# OBJECTIVE:
Write out the full set of records below exactly.
____________
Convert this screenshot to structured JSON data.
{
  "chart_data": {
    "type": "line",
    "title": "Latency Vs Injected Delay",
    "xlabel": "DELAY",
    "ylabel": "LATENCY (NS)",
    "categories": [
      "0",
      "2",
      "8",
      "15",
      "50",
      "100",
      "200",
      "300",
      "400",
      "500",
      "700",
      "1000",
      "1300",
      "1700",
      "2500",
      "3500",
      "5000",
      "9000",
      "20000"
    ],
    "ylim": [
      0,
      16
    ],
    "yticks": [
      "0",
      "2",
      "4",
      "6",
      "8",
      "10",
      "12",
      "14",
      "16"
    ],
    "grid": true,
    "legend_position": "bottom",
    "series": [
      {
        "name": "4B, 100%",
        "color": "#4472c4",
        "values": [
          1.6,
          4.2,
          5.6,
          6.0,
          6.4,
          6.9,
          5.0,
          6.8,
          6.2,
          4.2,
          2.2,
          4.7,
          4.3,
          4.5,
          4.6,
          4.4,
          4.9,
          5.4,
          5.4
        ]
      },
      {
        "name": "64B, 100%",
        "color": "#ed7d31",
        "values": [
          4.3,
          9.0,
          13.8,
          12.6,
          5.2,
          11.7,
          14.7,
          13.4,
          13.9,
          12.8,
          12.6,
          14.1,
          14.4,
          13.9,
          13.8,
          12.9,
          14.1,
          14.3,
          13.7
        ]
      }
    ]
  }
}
____________
# RESULT OF THE TASK:
Convert this screenshot to structured JSON data.
{
  "chart_data": {
    "type": "line",
    "title": "Latency Vs Injected Delay",
    "xlabel": "DELAY",
    "ylabel": "LATENCY (NS)",
    "categories": [
      "0",
      "2",
      "8",
      "15",
      "50",
      "100",
      "200",
      "300",
      "400",
      "500",
      "700",
      "1000",
      "1300",
      "1700",
      "2500",
      "3500",
      "5000",
      "9000",
      "20000"
    ],
    "ylim": [
      0,
      16
    ],
    "yticks": [
      "0",
      "2",
      "4",
      "6",
      "8",
      "10",
      "12",
      "14",
      "16"
    ],
    "grid": true,
    "legend_position": "bottom",
    "series": [
      {
        "name": "4B, 100%",
        "color": "#4472c4",
        "values": [
          1.6,
          4.2,
          5.6,
          6.0,
          6.4,
          6.9,
          5.0,
          6.8,
          6.2,
          4.2,
          2.2,
          4.7,
          4.3,
          4.5,
          4.6,
          4.4,
          4.9,
          5.4,
          5.4
        ]
      },
      {
        "name": "64B, 100%",
        "color": "#ed7d31",
        "values": [
          4.3,
          9.0,
          13.8,
          12.6,
          5.2,
          11.7,
          14.7,
          13.4,
          13.9,
          12.8,
          12.6,
          14.1,
          14.4,
          13.9,
          13.8,
          12.9,
          14.1,
          14.3,
          13.7
        ]
      }
    ]
  }
}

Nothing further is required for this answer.